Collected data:
================

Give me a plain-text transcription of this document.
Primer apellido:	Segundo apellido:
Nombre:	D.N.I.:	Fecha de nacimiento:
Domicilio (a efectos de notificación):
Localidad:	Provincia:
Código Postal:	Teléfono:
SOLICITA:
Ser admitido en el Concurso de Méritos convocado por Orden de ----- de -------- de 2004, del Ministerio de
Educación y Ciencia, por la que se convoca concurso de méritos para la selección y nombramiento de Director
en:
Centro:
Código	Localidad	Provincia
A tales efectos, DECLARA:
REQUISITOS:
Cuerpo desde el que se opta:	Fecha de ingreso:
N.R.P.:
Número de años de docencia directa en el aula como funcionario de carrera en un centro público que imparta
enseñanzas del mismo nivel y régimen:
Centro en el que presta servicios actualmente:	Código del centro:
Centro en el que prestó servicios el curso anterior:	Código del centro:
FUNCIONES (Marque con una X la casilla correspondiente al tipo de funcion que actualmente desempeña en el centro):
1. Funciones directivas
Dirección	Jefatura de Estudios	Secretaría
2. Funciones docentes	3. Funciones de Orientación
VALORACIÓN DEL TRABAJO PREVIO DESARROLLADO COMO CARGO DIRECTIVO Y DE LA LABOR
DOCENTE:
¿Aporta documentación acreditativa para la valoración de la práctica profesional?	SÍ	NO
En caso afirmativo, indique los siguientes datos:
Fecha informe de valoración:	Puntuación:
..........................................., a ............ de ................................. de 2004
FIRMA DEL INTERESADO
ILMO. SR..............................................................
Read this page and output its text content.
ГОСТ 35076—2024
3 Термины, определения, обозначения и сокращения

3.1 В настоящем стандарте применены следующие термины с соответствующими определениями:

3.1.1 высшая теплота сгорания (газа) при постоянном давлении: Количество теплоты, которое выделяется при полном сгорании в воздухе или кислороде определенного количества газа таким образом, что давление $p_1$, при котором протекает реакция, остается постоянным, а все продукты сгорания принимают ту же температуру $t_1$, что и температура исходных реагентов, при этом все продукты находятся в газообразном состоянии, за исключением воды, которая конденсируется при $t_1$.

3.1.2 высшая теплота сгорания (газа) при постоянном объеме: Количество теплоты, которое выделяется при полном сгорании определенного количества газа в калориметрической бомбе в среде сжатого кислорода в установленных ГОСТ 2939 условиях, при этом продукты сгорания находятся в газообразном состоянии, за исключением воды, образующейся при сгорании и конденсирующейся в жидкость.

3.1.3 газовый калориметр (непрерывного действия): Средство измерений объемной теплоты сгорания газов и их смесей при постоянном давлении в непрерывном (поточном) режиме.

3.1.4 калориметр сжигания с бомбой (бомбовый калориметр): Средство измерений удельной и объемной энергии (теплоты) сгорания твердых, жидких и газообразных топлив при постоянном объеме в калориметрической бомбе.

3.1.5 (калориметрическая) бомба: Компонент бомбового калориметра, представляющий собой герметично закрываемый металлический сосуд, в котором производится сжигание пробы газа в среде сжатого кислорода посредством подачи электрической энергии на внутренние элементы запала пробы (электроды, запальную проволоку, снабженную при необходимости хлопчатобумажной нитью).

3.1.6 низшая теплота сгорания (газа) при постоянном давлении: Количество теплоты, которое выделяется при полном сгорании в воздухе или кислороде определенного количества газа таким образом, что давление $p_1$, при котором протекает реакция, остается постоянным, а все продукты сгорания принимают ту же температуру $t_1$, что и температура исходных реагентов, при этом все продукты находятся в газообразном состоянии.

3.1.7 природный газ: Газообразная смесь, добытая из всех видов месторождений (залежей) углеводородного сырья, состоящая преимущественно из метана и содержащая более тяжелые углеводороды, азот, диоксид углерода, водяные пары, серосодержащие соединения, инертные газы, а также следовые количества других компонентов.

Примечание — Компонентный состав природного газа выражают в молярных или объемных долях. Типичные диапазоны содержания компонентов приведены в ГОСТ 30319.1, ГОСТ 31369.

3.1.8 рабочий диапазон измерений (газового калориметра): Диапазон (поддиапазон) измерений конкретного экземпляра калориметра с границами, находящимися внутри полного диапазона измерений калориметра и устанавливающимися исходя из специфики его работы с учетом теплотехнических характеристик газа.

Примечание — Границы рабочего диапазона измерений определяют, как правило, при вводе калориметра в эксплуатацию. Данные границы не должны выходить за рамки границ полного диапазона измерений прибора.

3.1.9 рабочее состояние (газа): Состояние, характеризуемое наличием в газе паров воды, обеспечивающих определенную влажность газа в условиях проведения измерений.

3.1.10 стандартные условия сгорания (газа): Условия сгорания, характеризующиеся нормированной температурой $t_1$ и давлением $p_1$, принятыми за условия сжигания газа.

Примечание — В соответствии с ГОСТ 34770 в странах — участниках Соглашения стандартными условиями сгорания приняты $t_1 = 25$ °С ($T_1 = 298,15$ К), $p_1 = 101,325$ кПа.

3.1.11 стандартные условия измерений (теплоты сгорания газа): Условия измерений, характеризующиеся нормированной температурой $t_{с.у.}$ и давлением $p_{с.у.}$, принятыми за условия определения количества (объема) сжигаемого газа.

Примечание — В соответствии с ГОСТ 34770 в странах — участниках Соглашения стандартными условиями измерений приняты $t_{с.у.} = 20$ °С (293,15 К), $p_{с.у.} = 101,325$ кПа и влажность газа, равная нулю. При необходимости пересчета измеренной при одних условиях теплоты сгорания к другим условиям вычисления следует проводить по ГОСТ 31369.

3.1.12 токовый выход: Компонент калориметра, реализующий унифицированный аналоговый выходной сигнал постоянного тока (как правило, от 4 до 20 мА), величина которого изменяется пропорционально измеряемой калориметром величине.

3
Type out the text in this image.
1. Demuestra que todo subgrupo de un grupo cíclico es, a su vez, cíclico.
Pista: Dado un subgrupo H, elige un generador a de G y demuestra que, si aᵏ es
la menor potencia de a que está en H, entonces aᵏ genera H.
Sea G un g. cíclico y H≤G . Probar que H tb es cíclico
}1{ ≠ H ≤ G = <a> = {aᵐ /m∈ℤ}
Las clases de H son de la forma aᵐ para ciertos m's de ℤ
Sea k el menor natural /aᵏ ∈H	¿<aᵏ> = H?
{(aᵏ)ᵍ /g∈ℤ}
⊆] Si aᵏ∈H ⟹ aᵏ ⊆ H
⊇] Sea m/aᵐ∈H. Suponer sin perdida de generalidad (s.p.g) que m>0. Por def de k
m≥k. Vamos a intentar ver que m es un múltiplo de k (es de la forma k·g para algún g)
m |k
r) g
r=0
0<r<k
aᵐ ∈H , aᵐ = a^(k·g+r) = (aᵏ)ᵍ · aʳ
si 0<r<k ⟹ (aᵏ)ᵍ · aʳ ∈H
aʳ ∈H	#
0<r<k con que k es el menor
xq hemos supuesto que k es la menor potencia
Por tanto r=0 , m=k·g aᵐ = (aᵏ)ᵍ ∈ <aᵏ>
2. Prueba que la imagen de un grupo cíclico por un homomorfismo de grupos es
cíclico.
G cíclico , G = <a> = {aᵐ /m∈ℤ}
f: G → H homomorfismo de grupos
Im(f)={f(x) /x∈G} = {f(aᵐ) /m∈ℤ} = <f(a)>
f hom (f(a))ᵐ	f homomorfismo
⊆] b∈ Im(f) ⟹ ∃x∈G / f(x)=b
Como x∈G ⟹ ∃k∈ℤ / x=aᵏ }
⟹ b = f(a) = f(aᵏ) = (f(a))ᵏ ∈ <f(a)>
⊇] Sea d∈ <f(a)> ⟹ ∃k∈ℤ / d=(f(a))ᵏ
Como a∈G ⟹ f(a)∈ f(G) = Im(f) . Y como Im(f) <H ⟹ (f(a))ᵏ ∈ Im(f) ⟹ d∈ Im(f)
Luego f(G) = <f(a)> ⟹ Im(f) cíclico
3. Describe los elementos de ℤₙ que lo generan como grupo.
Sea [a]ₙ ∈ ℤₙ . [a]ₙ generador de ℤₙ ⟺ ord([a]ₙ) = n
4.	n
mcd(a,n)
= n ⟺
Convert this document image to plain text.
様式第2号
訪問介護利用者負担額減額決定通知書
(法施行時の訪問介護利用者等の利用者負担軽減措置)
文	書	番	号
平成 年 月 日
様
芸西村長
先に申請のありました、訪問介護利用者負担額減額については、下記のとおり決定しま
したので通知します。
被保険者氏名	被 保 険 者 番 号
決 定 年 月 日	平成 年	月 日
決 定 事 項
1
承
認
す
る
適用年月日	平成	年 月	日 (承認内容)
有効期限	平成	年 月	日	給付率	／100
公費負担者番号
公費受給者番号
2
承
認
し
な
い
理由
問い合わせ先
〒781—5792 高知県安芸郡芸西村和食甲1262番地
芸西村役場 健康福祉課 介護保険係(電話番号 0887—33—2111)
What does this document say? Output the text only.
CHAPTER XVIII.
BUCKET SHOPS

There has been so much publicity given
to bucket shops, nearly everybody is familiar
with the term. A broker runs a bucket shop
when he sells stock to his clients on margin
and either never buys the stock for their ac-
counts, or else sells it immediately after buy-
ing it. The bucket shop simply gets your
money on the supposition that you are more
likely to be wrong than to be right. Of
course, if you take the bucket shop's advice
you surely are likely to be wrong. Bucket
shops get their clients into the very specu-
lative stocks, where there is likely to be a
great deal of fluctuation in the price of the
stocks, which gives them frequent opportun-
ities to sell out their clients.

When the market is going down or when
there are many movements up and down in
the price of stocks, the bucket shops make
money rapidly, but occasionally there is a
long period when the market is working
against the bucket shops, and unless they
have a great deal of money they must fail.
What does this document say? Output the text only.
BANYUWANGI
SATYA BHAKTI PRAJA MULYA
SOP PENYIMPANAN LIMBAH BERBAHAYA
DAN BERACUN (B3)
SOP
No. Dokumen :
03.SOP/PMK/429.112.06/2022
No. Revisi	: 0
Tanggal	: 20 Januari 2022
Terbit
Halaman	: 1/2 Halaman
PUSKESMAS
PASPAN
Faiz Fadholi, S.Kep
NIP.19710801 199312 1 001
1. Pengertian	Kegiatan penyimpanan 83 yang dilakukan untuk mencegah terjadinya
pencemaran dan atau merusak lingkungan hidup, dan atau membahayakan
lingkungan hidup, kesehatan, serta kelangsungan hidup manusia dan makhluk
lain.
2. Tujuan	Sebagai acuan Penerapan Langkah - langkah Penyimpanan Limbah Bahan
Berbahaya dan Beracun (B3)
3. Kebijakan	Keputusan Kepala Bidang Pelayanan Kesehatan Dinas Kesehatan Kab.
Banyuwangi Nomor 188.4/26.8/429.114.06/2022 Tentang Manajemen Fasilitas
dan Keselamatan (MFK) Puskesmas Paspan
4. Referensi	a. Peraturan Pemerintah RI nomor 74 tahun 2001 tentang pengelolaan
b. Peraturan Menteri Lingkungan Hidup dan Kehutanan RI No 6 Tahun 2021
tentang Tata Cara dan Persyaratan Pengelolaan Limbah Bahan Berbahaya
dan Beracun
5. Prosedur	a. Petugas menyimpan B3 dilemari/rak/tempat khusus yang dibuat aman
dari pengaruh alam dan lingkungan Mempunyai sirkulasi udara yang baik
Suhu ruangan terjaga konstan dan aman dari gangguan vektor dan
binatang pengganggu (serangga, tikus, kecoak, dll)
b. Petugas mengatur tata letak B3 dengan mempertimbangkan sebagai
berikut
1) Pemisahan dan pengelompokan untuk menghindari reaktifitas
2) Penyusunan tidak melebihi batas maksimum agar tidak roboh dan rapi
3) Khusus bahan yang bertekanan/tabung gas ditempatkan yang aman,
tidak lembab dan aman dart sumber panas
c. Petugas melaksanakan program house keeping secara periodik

================

--- Short problem ---
Which lines of the data above contain "Provincia"? Copy each one.

--- Output of the exercise ---
Localidad:	Provincia:
Código	Localidad	Provincia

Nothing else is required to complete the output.